* [What to produce]:
Exclude the pictures; give every entry again exactly as written.

[Dataset records]
start

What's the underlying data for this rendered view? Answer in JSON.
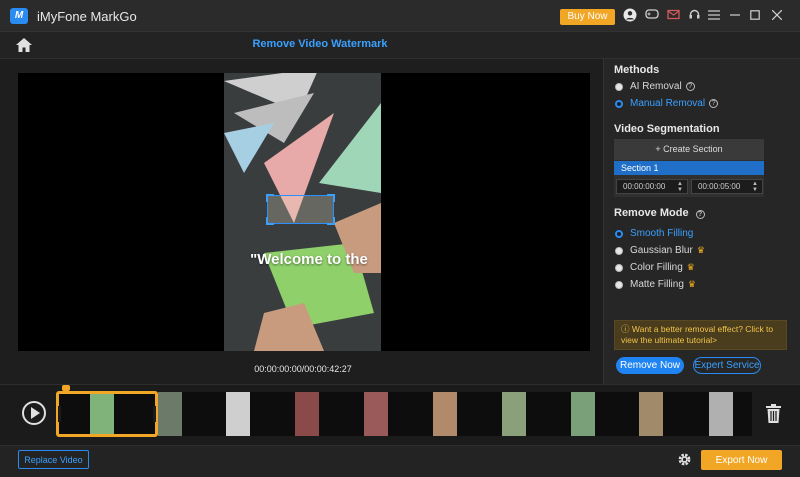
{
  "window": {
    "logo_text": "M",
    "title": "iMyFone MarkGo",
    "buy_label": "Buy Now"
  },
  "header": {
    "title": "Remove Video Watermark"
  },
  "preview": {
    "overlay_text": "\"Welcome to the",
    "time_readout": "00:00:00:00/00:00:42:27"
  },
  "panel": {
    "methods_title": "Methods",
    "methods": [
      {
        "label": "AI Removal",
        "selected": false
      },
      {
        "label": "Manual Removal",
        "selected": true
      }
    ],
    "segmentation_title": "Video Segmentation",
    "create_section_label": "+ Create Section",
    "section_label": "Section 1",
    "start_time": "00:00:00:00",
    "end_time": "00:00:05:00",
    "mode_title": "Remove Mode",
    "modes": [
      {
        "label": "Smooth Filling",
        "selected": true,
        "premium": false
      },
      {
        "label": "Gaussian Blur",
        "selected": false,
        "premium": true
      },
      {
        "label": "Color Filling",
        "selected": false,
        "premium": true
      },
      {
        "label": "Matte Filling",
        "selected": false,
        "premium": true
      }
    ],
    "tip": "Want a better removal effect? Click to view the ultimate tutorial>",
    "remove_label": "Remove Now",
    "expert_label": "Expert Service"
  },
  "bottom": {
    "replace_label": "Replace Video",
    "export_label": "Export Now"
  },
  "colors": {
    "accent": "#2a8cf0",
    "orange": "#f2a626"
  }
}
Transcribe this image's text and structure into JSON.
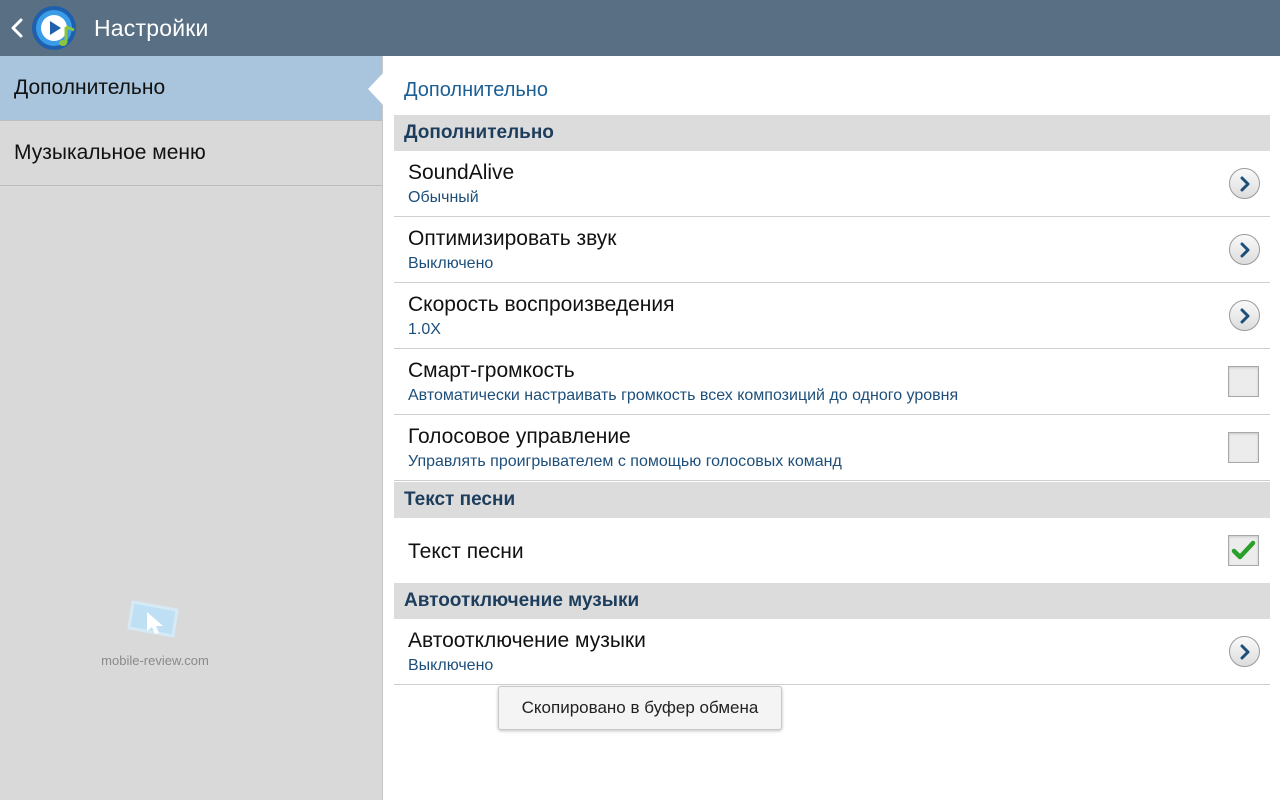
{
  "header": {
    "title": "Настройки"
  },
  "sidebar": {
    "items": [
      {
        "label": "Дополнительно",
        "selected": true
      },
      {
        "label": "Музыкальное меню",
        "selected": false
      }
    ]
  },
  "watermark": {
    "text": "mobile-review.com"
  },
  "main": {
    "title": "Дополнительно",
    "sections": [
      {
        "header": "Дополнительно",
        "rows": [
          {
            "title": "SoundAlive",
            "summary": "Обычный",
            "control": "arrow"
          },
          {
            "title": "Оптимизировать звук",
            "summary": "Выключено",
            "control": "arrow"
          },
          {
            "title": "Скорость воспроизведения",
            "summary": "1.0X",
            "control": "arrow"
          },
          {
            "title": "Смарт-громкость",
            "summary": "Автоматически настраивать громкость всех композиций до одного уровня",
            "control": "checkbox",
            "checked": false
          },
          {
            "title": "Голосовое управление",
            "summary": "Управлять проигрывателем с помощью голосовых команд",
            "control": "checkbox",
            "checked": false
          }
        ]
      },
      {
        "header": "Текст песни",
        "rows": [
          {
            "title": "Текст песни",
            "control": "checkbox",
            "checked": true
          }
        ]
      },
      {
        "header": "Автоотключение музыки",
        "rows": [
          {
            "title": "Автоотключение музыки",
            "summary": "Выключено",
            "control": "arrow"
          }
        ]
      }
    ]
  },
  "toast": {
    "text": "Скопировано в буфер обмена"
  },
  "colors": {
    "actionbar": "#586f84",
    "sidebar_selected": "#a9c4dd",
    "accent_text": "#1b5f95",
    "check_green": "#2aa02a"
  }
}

end

* [Output for this exercise]:
What's the underlying data for this rendered view? Answer in JSON.
{
  "window": {
    "logo_text": "M",
    "title": "iMyFone MarkGo",
    "buy_label": "Buy Now"
  },
  "header": {
    "title": "Remove Video Watermark"
  },
  "preview": {
    "overlay_text": "\"Welcome to the",
    "time_readout": "00:00:00:00/00:00:42:27"
  },
  "panel": {
    "methods_title": "Methods",
    "methods": [
      {
        "label": "AI Removal",
        "selected": false
      },
      {
        "label": "Manual Removal",
        "selected": true
      }
    ],
    "segmentation_title": "Video Segmentation",
    "create_section_label": "+ Create Section",
    "section_label": "Section 1",
    "start_time": "00:00:00:00",
    "end_time": "00:00:05:00",
    "mode_title": "Remove Mode",
    "modes": [
      {
        "label": "Smooth Filling",
        "selected": true,
        "premium": false
      },
      {
        "label": "Gaussian Blur",
        "selected": false,
        "premium": true
      },
      {
        "label": "Color Filling",
        "selected": false,
        "premium": true
      },
      {
        "label": "Matte Filling",
        "selected": false,
        "premium": true
      }
    ],
    "tip": "Want a better removal effect? Click to view the ultimate tutorial>",
    "remove_label": "Remove Now",
    "expert_label": "Expert Service"
  },
  "bottom": {
    "replace_label": "Replace Video",
    "export_label": "Export Now"
  },
  "colors": {
    "accent": "#2a8cf0",
    "orange": "#f2a626"
  }
}
Transcribe this image's text and structure into JSON.
{
  "header": {
    "title": "Настройки"
  },
  "sidebar": {
    "items": [
      {
        "label": "Дополнительно",
        "selected": true
      },
      {
        "label": "Музыкальное меню",
        "selected": false
      }
    ]
  },
  "watermark": {
    "text": "mobile-review.com"
  },
  "main": {
    "title": "Дополнительно",
    "sections": [
      {
        "header": "Дополнительно",
        "rows": [
          {
            "title": "SoundAlive",
            "summary": "Обычный",
            "control": "arrow"
          },
          {
            "title": "Оптимизировать звук",
            "summary": "Выключено",
            "control": "arrow"
          },
          {
            "title": "Скорость воспроизведения",
            "summary": "1.0X",
            "control": "arrow"
          },
          {
            "title": "Смарт-громкость",
            "summary": "Автоматически настраивать громкость всех композиций до одного уровня",
            "control": "checkbox",
            "checked": false
          },
          {
            "title": "Голосовое управление",
            "summary": "Управлять проигрывателем с помощью голосовых команд",
            "control": "checkbox",
            "checked": false
          }
        ]
      },
      {
        "header": "Текст песни",
        "rows": [
          {
            "title": "Текст песни",
            "control": "checkbox",
            "checked": true
          }
        ]
      },
      {
        "header": "Автоотключение музыки",
        "rows": [
          {
            "title": "Автоотключение музыки",
            "summary": "Выключено",
            "control": "arrow"
          }
        ]
      }
    ]
  },
  "toast": {
    "text": "Скопировано в буфер обмена"
  },
  "colors": {
    "actionbar": "#586f84",
    "sidebar_selected": "#a9c4dd",
    "accent_text": "#1b5f95",
    "check_green": "#2aa02a"
  }
}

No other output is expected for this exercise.